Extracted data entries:
(begin)

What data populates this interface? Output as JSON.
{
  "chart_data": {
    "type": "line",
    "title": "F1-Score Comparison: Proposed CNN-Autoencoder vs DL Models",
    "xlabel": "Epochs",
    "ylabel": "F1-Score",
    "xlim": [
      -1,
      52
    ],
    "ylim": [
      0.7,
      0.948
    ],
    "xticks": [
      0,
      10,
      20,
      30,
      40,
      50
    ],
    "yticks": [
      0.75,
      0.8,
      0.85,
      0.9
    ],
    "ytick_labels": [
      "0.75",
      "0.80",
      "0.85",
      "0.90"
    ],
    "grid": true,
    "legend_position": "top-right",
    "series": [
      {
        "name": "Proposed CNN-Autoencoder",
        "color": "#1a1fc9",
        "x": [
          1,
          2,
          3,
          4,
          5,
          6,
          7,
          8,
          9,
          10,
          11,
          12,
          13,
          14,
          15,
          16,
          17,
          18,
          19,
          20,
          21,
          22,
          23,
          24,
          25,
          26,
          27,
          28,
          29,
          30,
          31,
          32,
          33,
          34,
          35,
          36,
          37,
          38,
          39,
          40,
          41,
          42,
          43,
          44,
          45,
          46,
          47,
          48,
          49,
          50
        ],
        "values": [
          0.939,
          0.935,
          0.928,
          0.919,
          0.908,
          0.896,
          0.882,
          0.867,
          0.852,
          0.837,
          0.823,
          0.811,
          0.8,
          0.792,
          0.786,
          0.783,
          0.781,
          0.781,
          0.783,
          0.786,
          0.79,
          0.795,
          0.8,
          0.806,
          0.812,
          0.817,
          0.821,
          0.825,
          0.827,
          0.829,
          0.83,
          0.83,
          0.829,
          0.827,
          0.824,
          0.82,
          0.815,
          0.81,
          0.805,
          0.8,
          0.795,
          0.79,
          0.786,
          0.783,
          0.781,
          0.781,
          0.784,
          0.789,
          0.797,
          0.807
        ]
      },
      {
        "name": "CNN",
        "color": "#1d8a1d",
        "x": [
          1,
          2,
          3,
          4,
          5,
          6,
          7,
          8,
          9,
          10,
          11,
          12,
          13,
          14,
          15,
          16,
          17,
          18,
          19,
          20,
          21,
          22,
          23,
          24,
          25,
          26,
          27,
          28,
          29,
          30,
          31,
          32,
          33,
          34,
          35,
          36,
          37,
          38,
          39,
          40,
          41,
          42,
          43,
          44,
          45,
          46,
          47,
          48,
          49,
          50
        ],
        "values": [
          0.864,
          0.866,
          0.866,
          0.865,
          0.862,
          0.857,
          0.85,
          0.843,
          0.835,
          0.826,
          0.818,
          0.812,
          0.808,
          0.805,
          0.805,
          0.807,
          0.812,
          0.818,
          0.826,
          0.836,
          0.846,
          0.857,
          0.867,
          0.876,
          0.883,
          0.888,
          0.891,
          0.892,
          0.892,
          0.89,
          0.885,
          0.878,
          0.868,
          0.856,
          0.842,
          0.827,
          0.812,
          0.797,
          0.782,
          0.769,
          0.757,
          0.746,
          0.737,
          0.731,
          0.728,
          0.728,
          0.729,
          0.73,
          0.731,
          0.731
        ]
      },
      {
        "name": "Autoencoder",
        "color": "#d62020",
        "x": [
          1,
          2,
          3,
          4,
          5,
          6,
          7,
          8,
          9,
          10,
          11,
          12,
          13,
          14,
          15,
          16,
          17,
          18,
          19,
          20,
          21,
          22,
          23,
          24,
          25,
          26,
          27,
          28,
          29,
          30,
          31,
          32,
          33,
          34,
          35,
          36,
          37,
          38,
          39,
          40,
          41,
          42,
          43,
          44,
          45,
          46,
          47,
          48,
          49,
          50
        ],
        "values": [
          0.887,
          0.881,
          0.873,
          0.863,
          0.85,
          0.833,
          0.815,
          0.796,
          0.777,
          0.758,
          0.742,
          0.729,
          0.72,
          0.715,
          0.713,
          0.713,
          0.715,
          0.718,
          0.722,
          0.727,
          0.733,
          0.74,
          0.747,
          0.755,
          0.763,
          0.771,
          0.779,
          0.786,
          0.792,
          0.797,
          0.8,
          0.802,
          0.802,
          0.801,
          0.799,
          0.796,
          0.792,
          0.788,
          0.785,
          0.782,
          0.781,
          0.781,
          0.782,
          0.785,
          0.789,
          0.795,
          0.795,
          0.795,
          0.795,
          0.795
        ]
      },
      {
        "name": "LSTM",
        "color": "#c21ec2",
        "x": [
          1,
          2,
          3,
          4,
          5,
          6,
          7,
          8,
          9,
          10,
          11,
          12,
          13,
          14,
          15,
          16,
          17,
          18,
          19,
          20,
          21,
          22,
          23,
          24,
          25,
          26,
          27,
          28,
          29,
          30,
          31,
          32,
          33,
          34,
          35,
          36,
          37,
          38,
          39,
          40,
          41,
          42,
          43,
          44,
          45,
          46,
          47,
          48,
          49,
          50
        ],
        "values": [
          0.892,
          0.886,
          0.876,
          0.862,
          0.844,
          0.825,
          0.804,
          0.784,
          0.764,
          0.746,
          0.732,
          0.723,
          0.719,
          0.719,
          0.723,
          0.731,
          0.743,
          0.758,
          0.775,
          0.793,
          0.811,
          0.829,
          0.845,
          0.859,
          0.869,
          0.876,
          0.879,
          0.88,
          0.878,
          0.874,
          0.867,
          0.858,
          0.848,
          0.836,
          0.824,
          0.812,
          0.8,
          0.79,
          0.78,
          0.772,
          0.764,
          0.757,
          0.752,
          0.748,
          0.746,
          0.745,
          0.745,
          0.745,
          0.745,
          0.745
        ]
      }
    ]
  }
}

(end)

▸ Description of the task: Copy out each line of the records that holds the string "Proposed".

▸ Answer below:
    "title": "F1-Score Comparison: Proposed CNN-Autoencoder vs DL Models",
        "name": "Proposed CNN-Autoencoder",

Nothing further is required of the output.